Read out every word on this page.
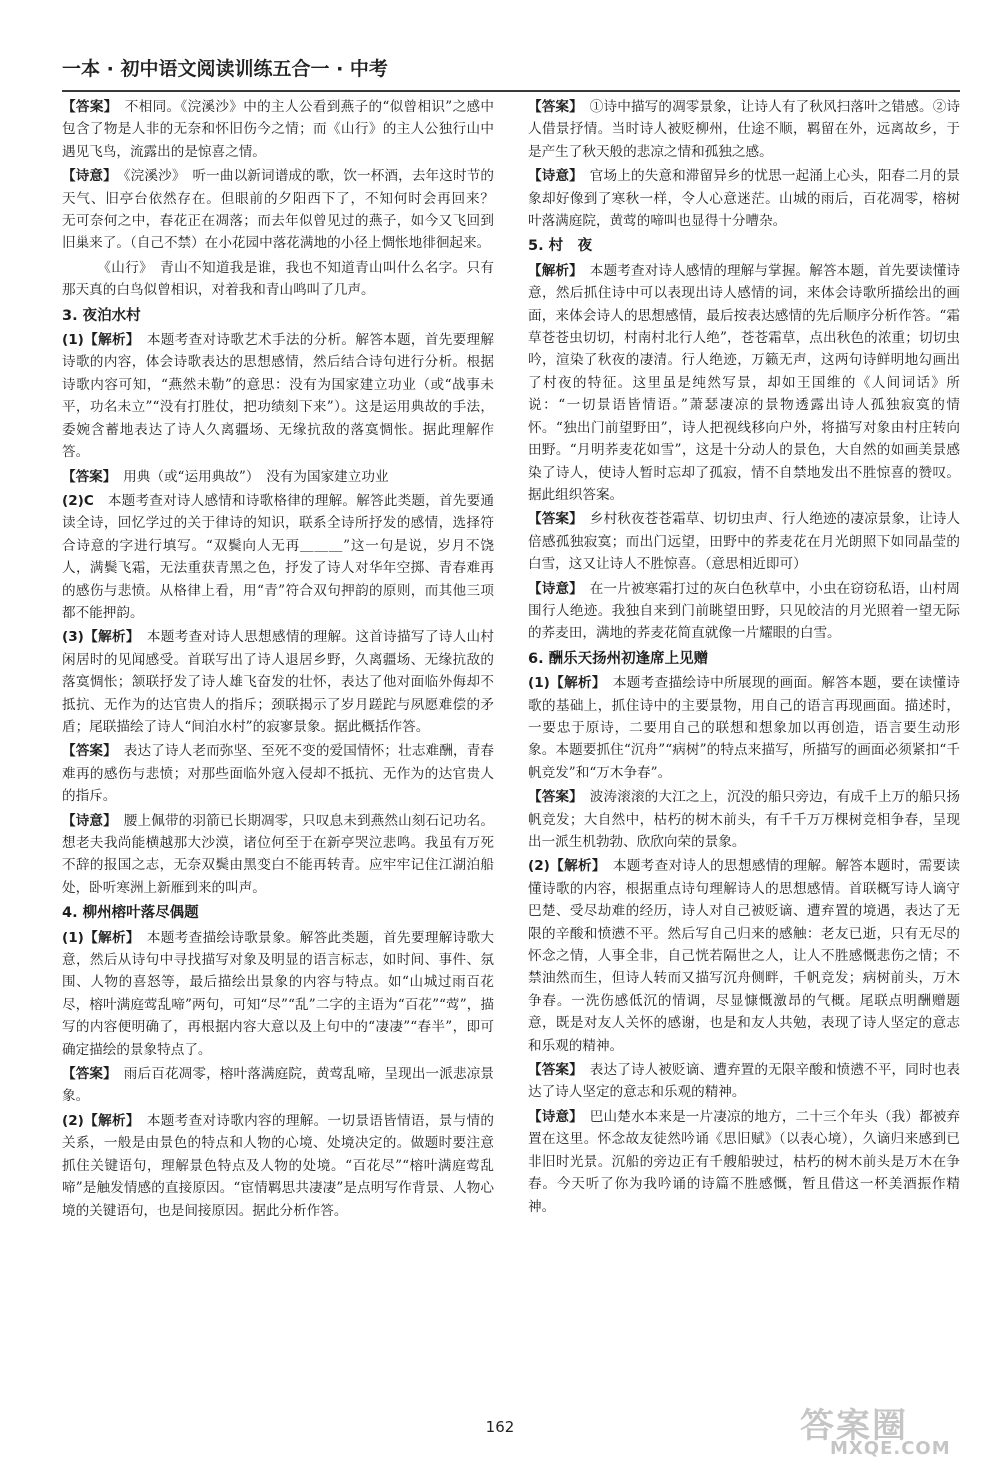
一本 · 初中语文阅读训练五合一 · 中考
【答案】　不相同。《浣溪沙》中的主人公看到燕子的“似曾相识”之感中包含了物是人非的无奈和怀旧伤今之情；而《山行》的主人公独行山中遇见飞鸟，流露出的是惊喜之情。
【诗意】　《浣溪沙》　听一曲以新词谱成的歌，饮一杯酒，去年这时节的天气、旧亭台依然存在。但眼前的夕阳西下了，不知何时会再回来？　无可奈何之中，春花正在凋落；而去年似曾见过的燕子，如今又飞回到旧巢来了。（自己不禁）在小花园中落花满地的小径上惆怅地徘徊起来。
《山行》　青山不知道我是谁，我也不知道青山叫什么名字。只有那天真的白鸟似曾相识，对着我和青山鸣叫了几声。
3. 夜泊水村
(1)【解析】　本题考查对诗歌艺术手法的分析。解答本题，首先要理解诗歌的内容，体会诗歌表达的思想感情，然后结合诗句进行分析。根据诗歌内容可知，“燕然未勒”的意思：没有为国家建立功业（或“战事未平，功名未立”“没有打胜仗，把功绩刻下来”）。这是运用典故的手法，委婉含蓄地表达了诗人久离疆场、无缘抗敌的落寞惆怅。据此理解作答。
【答案】　用典（或“运用典故”）　没有为国家建立功业
(2)C　本题考查对诗人感情和诗歌格律的理解。解答此类题，首先要通读全诗，回忆学过的关于律诗的知识，联系全诗所抒发的感情，选择符合诗意的字进行填写。“双鬓向人无再＿＿＿”这一句是说，岁月不饶人，满鬓飞霜，无法重获青黑之色，抒发了诗人对华年空掷、青春难再的感伤与悲愤。从格律上看，用“青”符合双句押韵的原则，而其他三项都不能押韵。
(3)【解析】　本题考查对诗人思想感情的理解。这首诗描写了诗人山村闲居时的见闻感受。首联写出了诗人退居乡野，久离疆场、无缘抗敌的落寞惆怅；颔联抒发了诗人雄飞奋发的壮怀，表达了他对面临外侮却不抵抗、无作为的达官贵人的指斥；颈联揭示了岁月蹉跎与夙愿难偿的矛盾；尾联描绘了诗人“间泊水村”的寂寥景象。据此概括作答。
【答案】　表达了诗人老而弥坚、至死不变的爱国情怀；壮志难酬，青春难再的感伤与悲愤；对那些面临外寇入侵却不抵抗、无作为的达官贵人的指斥。
【诗意】　腰上佩带的羽箭已长期凋零，只叹息未到燕然山刻石记功名。想老夫我尚能横越那大沙漠，诸位何至于在新亭哭泣悲鸣。我虽有万死不辞的报国之志，无奈双鬓由黑变白不能再转青。应牢牢记住江湖泊船处，卧听寒洲上新雁到来的叫声。
4. 柳州榕叶落尽偶题
(1)【解析】　本题考查描绘诗歌景象。解答此类题，首先要理解诗歌大意，然后从诗句中寻找描写对象及明显的语言标志，如时间、事件、氛围、人物的喜怒等，最后描绘出景象的内容与特点。如“山城过雨百花尽，榕叶满庭莺乱啼”两句，可知“尽”“乱”二字的主语为“百花”“莺”，描写的内容便明确了，再根据内容大意以及上句中的“凄凄”“春半”，即可确定描绘的景象特点了。
【答案】　雨后百花凋零，榕叶落满庭院，黄莺乱啼，呈现出一派悲凉景象。
(2)【解析】　本题考查对诗歌内容的理解。一切景语皆情语，景与情的关系，一般是由景色的特点和人物的心境、处境决定的。做题时要注意抓住关键语句，理解景色特点及人物的处境。“百花尽”“榕叶满庭莺乱啼”是触发情感的直接原因。“宦情羁思共凄凄”是点明写作背景、人物心境的关键语句，也是间接原因。据此分析作答。
【答案】　①诗中描写的凋零景象，让诗人有了秋风扫落叶之错感。②诗人借景抒情。当时诗人被贬柳州，仕途不顺，羁留在外，远离故乡，于是产生了秋天般的悲凉之情和孤独之感。
【诗意】　官场上的失意和滞留异乡的忧思一起涌上心头，阳春二月的景象却好像到了寒秋一样，令人心意迷茫。山城的雨后，百花凋零，榕树叶落满庭院，黄莺的啼叫也显得十分嘈杂。
5. 村　夜
【解析】　本题考查对诗人感情的理解与掌握。解答本题，首先要读懂诗意，然后抓住诗中可以表现出诗人感情的词，来体会诗歌所描绘出的画面，来体会诗人的思想感情，最后按表达感情的先后顺序分析作答。“霜草苍苍虫切切，村南村北行人绝”，苍苍霜草，点出秋色的浓重；切切虫吟，渲染了秋夜的凄清。行人绝迹，万籁无声，这两句诗鲜明地勾画出了村夜的特征。这里虽是纯然写景，却如王国维的《人间词话》所说：“一切景语皆情语。”萧瑟凄凉的景物透露出诗人孤独寂寞的情怀。“独出门前望野田”，诗人把视线移向户外，将描写对象由村庄转向田野。“月明荞麦花如雪”，这是十分动人的景色，大自然的如画美景感染了诗人，使诗人暂时忘却了孤寂，情不自禁地发出不胜惊喜的赞叹。据此组织答案。
【答案】　乡村秋夜苍苍霜草、切切虫声、行人绝迹的凄凉景象，让诗人倍感孤独寂寞；而出门远望，田野中的荞麦花在月光朗照下如同晶莹的白雪，这又让诗人不胜惊喜。（意思相近即可）
【诗意】　在一片被寒霜打过的灰白色秋草中，小虫在窃窃私语，山村周围行人绝迹。我独自来到门前眺望田野，只见皎洁的月光照着一望无际的荞麦田，满地的荞麦花简直就像一片耀眼的白雪。
6. 酬乐天扬州初逢席上见赠
(1)【解析】　本题考查描绘诗中所展现的画面。解答本题，要在读懂诗歌的基础上，抓住诗中的主要景物，用自己的语言再现画面。描述时，一要忠于原诗，二要用自己的联想和想象加以再创造，语言要生动形象。本题要抓住“沉舟”“病树”的特点来描写，所描写的画面必须紧扣“千帆竞发”和“万木争春”。
【答案】　波涛滚滚的大江之上，沉没的船只旁边，有成千上万的船只扬帆竞发；大自然中，枯朽的树木前头，有千千万万棵树竞相争春，呈现出一派生机勃勃、欣欣向荣的景象。
(2)【解析】　本题考查对诗人的思想感情的理解。解答本题时，需要读懂诗歌的内容，根据重点诗句理解诗人的思想感情。首联概写诗人谪守巴楚、受尽劫难的经历，诗人对自己被贬谪、遭弃置的境遇，表达了无限的辛酸和愤懑不平。然后写自己归来的感触：老友已逝，只有无尽的怀念之情，人事全非，自己恍若隔世之人，让人不胜感慨悲伤之情；不禁油然而生，但诗人转而又描写沉舟侧畔，千帆竞发；病树前头，万木争春。一洗伤感低沉的情调，尽显慷慨激昂的气概。尾联点明酬赠题意，既是对友人关怀的感谢，也是和友人共勉，表现了诗人坚定的意志和乐观的精神。
【答案】　表达了诗人被贬谪、遭弃置的无限辛酸和愤懑不平，同时也表达了诗人坚定的意志和乐观的精神。
【诗意】　巴山楚水本来是一片凄凉的地方，二十三个年头（我）都被弃置在这里。怀念故友徒然吟诵《思旧赋》（以表心境），久谪归来感到已非旧时光景。沉船的旁边正有千艘船驶过，枯朽的树木前头是万木在争春。今天听了你为我吟诵的诗篇不胜感慨，暂且借这一杯美酒振作精神。
162	答案圈
MXQE.COM
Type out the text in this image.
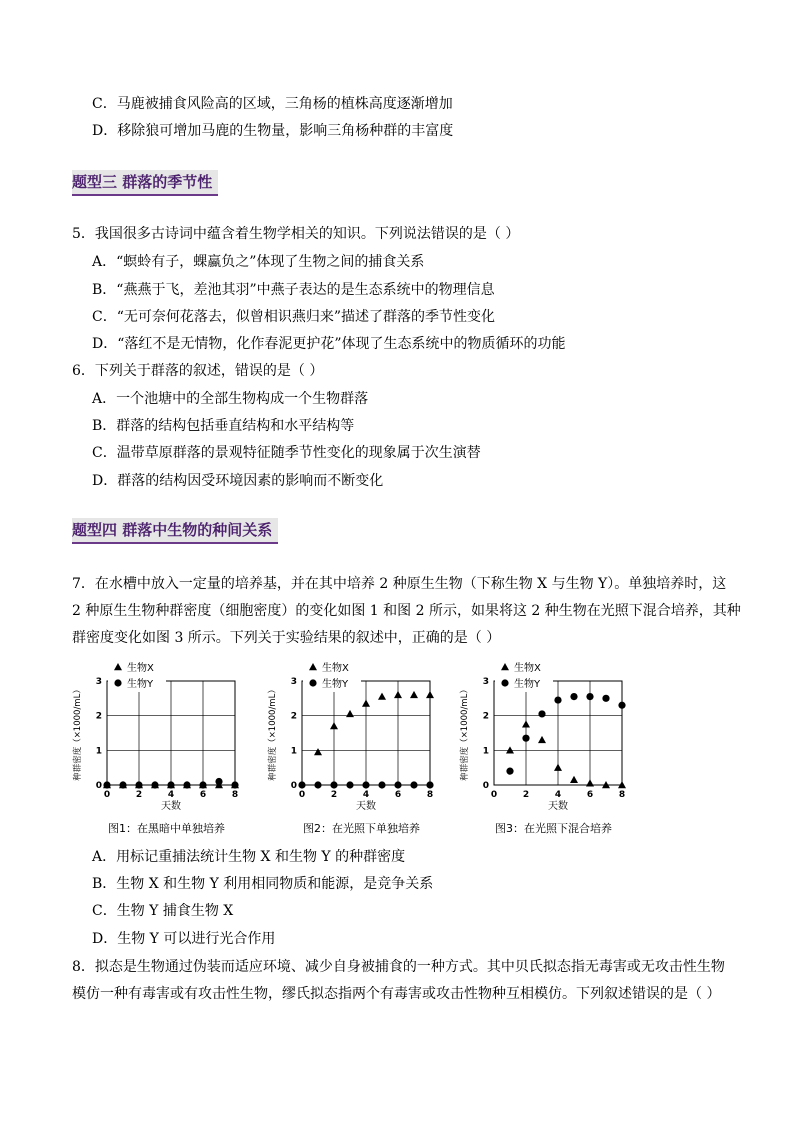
C．马鹿被捕食风险高的区域，三角杨的植株高度逐渐增加
D．移除狼可增加马鹿的生物量，影响三角杨种群的丰富度
题型三 群落的季节性
5．我国很多古诗词中蕴含着生物学相关的知识。下列说法错误的是（ ）
A．“螟蛉有子，蜾蠃负之”体现了生物之间的捕食关系
B．“燕燕于飞，差池其羽”中燕子表达的是生态系统中的物理信息
C．“无可奈何花落去，似曾相识燕归来”描述了群落的季节性变化
D．“落红不是无情物，化作春泥更护花”体现了生态系统中的物质循环的功能
6．下列关于群落的叙述，错误的是（ ）
A．一个池塘中的全部生物构成一个生物群落
B．群落的结构包括垂直结构和水平结构等
C．温带草原群落的景观特征随季节性变化的现象属于次生演替
D．群落的结构因受环境因素的影响而不断变化
题型四 群落中生物的种间关系
7．在水槽中放入一定量的培养基，并在其中培养 2 种原生生物（下称生物 X 与生物 Y）。单独培养时，这
2 种原生生物种群密度（细胞密度）的变化如图 1 和图 2 所示，如果将这 2 种生物在光照下混合培养，其种
群密度变化如图 3 所示。下列关于实验结果的叙述中，正确的是（ ）
0	2	4	6	8
0
1
2
3
天数
种群密度（×1000/mL）
生物X
生物Y
0	2	4	6	8
0
1
2
3
天数
种群密度（×1000/mL）
生物X
生物Y
0	2	4	6	8
0
1
2
3
天数
种群密度（×1000/mL）
生物X
生物Y
图1：在黑暗中单独培养	图2：在光照下单独培养	图3：在光照下混合培养
A．用标记重捕法统计生物 X 和生物 Y 的种群密度
B．生物 X 和生物 Y 利用相同物质和能源，是竞争关系
C．生物 Y 捕食生物 X
D．生物 Y 可以进行光合作用
8．拟态是生物通过伪装而适应环境、减少自身被捕食的一种方式。其中贝氏拟态指无毒害或无攻击性生物
模仿一种有毒害或有攻击性生物，缪氏拟态指两个有毒害或攻击性物种互相模仿。下列叙述错误的是（ ）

:::

◆ Given request ◆
State how many lines of the entries above include the word "青春难再的感伤与悲愤", offering no text other than the number.

◆ Result of the task ◆
2